— Start of Raw data —

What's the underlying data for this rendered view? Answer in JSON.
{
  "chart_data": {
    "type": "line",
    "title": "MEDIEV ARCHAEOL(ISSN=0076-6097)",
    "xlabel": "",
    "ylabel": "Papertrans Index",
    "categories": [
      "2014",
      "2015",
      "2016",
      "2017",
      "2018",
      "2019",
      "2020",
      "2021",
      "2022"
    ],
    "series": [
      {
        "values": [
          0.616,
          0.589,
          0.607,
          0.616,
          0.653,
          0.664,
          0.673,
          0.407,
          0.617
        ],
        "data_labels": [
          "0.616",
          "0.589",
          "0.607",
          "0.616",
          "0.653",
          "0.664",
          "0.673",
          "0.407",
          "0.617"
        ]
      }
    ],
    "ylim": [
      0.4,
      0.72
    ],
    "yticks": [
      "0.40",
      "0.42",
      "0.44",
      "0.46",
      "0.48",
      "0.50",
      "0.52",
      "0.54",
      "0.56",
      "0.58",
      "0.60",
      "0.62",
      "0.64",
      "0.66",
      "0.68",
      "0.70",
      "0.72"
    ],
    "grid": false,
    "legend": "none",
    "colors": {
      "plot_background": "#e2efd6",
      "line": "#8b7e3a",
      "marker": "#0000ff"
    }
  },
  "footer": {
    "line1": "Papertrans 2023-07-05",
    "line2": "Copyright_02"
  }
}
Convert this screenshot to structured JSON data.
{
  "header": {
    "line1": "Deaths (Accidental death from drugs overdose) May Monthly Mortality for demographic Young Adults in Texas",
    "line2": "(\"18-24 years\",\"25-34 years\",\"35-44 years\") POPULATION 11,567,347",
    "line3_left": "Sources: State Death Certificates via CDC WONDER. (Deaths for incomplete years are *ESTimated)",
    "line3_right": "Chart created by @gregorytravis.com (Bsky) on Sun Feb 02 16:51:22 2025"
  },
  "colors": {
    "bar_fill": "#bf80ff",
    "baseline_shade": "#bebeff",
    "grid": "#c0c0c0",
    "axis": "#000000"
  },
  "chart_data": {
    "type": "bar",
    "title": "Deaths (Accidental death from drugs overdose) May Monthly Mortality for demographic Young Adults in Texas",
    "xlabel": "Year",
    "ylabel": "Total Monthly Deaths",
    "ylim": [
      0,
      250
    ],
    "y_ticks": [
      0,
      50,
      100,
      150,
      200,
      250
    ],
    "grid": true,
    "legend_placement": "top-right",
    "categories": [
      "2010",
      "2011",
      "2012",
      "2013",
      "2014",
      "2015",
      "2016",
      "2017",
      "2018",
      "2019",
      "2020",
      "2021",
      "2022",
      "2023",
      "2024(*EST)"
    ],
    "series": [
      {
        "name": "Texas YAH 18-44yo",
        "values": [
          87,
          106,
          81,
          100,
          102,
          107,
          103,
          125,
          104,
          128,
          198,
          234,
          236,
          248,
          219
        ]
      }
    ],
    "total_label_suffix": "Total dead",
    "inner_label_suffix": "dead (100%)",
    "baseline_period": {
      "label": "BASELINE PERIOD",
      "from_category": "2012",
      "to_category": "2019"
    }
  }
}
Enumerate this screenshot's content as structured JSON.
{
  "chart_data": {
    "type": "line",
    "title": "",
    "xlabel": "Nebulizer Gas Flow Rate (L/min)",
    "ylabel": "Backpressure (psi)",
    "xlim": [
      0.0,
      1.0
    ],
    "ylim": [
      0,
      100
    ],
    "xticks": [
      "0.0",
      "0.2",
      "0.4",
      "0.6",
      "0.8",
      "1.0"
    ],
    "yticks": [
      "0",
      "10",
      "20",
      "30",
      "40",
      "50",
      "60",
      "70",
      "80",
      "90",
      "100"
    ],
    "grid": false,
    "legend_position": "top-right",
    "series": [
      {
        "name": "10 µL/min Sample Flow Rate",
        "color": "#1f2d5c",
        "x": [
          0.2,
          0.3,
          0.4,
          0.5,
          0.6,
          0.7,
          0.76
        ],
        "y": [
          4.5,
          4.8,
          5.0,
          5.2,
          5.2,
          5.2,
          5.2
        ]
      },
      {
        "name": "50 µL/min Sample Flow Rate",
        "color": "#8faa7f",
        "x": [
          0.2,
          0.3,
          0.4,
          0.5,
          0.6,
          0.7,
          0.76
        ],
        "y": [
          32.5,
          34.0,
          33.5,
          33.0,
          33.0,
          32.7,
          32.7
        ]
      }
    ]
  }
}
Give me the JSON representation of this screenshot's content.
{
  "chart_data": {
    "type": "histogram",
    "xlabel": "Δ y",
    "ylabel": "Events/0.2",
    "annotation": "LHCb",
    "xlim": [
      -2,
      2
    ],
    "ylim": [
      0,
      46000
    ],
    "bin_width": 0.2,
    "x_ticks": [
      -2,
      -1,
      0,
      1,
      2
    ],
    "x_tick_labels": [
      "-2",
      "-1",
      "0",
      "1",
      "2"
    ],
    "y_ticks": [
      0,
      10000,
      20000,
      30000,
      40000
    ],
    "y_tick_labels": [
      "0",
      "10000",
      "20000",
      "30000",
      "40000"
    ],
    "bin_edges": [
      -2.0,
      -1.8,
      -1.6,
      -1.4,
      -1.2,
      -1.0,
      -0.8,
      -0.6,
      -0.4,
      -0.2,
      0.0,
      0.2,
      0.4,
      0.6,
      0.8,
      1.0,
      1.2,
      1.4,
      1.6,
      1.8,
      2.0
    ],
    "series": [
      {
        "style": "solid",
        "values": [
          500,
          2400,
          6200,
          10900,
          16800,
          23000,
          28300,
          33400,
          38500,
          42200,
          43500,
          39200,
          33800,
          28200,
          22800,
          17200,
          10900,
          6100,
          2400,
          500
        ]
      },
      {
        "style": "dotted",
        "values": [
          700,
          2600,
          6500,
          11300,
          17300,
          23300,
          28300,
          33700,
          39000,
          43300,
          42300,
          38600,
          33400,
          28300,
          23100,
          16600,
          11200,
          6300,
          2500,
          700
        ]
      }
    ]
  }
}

— End of Raw data —

**Work to complete:** Reproduce the material verbatim, line by line.

**Output below:**
What's the underlying data for this rendered view? Answer in JSON.
{
  "chart_data": {
    "type": "line",
    "title": "MEDIEV ARCHAEOL(ISSN=0076-6097)",
    "xlabel": "",
    "ylabel": "Papertrans Index",
    "categories": [
      "2014",
      "2015",
      "2016",
      "2017",
      "2018",
      "2019",
      "2020",
      "2021",
      "2022"
    ],
    "series": [
      {
        "values": [
          0.616,
          0.589,
          0.607,
          0.616,
          0.653,
          0.664,
          0.673,
          0.407,
          0.617
        ],
        "data_labels": [
          "0.616",
          "0.589",
          "0.607",
          "0.616",
          "0.653",
          "0.664",
          "0.673",
          "0.407",
          "0.617"
        ]
      }
    ],
    "ylim": [
      0.4,
      0.72
    ],
    "yticks": [
      "0.40",
      "0.42",
      "0.44",
      "0.46",
      "0.48",
      "0.50",
      "0.52",
      "0.54",
      "0.56",
      "0.58",
      "0.60",
      "0.62",
      "0.64",
      "0.66",
      "0.68",
      "0.70",
      "0.72"
    ],
    "grid": false,
    "legend": "none",
    "colors": {
      "plot_background": "#e2efd6",
      "line": "#8b7e3a",
      "marker": "#0000ff"
    }
  },
  "footer": {
    "line1": "Papertrans 2023-07-05",
    "line2": "Copyright_02"
  }
}
Convert this screenshot to structured JSON data.
{
  "header": {
    "line1": "Deaths (Accidental death from drugs overdose) May Monthly Mortality for demographic Young Adults in Texas",
    "line2": "(\"18-24 years\",\"25-34 years\",\"35-44 years\") POPULATION 11,567,347",
    "line3_left": "Sources: State Death Certificates via CDC WONDER. (Deaths for incomplete years are *ESTimated)",
    "line3_right": "Chart created by @gregorytravis.com (Bsky) on Sun Feb 02 16:51:22 2025"
  },
  "colors": {
    "bar_fill": "#bf80ff",
    "baseline_shade": "#bebeff",
    "grid": "#c0c0c0",
    "axis": "#000000"
  },
  "chart_data": {
    "type": "bar",
    "title": "Deaths (Accidental death from drugs overdose) May Monthly Mortality for demographic Young Adults in Texas",
    "xlabel": "Year",
    "ylabel": "Total Monthly Deaths",
    "ylim": [
      0,
      250
    ],
    "y_ticks": [
      0,
      50,
      100,
      150,
      200,
      250
    ],
    "grid": true,
    "legend_placement": "top-right",
    "categories": [
      "2010",
      "2011",
      "2012",
      "2013",
      "2014",
      "2015",
      "2016",
      "2017",
      "2018",
      "2019",
      "2020",
      "2021",
      "2022",
      "2023",
      "2024(*EST)"
    ],
    "series": [
      {
        "name": "Texas YAH 18-44yo",
        "values": [
          87,
          106,
          81,
          100,
          102,
          107,
          103,
          125,
          104,
          128,
          198,
          234,
          236,
          248,
          219
        ]
      }
    ],
    "total_label_suffix": "Total dead",
    "inner_label_suffix": "dead (100%)",
    "baseline_period": {
      "label": "BASELINE PERIOD",
      "from_category": "2012",
      "to_category": "2019"
    }
  }
}
Enumerate this screenshot's content as structured JSON.
{
  "chart_data": {
    "type": "line",
    "title": "",
    "xlabel": "Nebulizer Gas Flow Rate (L/min)",
    "ylabel": "Backpressure (psi)",
    "xlim": [
      0.0,
      1.0
    ],
    "ylim": [
      0,
      100
    ],
    "xticks": [
      "0.0",
      "0.2",
      "0.4",
      "0.6",
      "0.8",
      "1.0"
    ],
    "yticks": [
      "0",
      "10",
      "20",
      "30",
      "40",
      "50",
      "60",
      "70",
      "80",
      "90",
      "100"
    ],
    "grid": false,
    "legend_position": "top-right",
    "series": [
      {
        "name": "10 µL/min Sample Flow Rate",
        "color": "#1f2d5c",
        "x": [
          0.2,
          0.3,
          0.4,
          0.5,
          0.6,
          0.7,
          0.76
        ],
        "y": [
          4.5,
          4.8,
          5.0,
          5.2,
          5.2,
          5.2,
          5.2
        ]
      },
      {
        "name": "50 µL/min Sample Flow Rate",
        "color": "#8faa7f",
        "x": [
          0.2,
          0.3,
          0.4,
          0.5,
          0.6,
          0.7,
          0.76
        ],
        "y": [
          32.5,
          34.0,
          33.5,
          33.0,
          33.0,
          32.7,
          32.7
        ]
      }
    ]
  }
}
Give me the JSON representation of this screenshot's content.
{
  "chart_data": {
    "type": "histogram",
    "xlabel": "Δ y",
    "ylabel": "Events/0.2",
    "annotation": "LHCb",
    "xlim": [
      -2,
      2
    ],
    "ylim": [
      0,
      46000
    ],
    "bin_width": 0.2,
    "x_ticks": [
      -2,
      -1,
      0,
      1,
      2
    ],
    "x_tick_labels": [
      "-2",
      "-1",
      "0",
      "1",
      "2"
    ],
    "y_ticks": [
      0,
      10000,
      20000,
      30000,
      40000
    ],
    "y_tick_labels": [
      "0",
      "10000",
      "20000",
      "30000",
      "40000"
    ],
    "bin_edges": [
      -2.0,
      -1.8,
      -1.6,
      -1.4,
      -1.2,
      -1.0,
      -0.8,
      -0.6,
      -0.4,
      -0.2,
      0.0,
      0.2,
      0.4,
      0.6,
      0.8,
      1.0,
      1.2,
      1.4,
      1.6,
      1.8,
      2.0
    ],
    "series": [
      {
        "style": "solid",
        "values": [
          500,
          2400,
          6200,
          10900,
          16800,
          23000,
          28300,
          33400,
          38500,
          42200,
          43500,
          39200,
          33800,
          28200,
          22800,
          17200,
          10900,
          6100,
          2400,
          500
        ]
      },
      {
        "style": "dotted",
        "values": [
          700,
          2600,
          6500,
          11300,
          17300,
          23300,
          28300,
          33700,
          39000,
          43300,
          42300,
          38600,
          33400,
          28300,
          23100,
          16600,
          11200,
          6300,
          2500,
          700
        ]
      }
    ]
  }
}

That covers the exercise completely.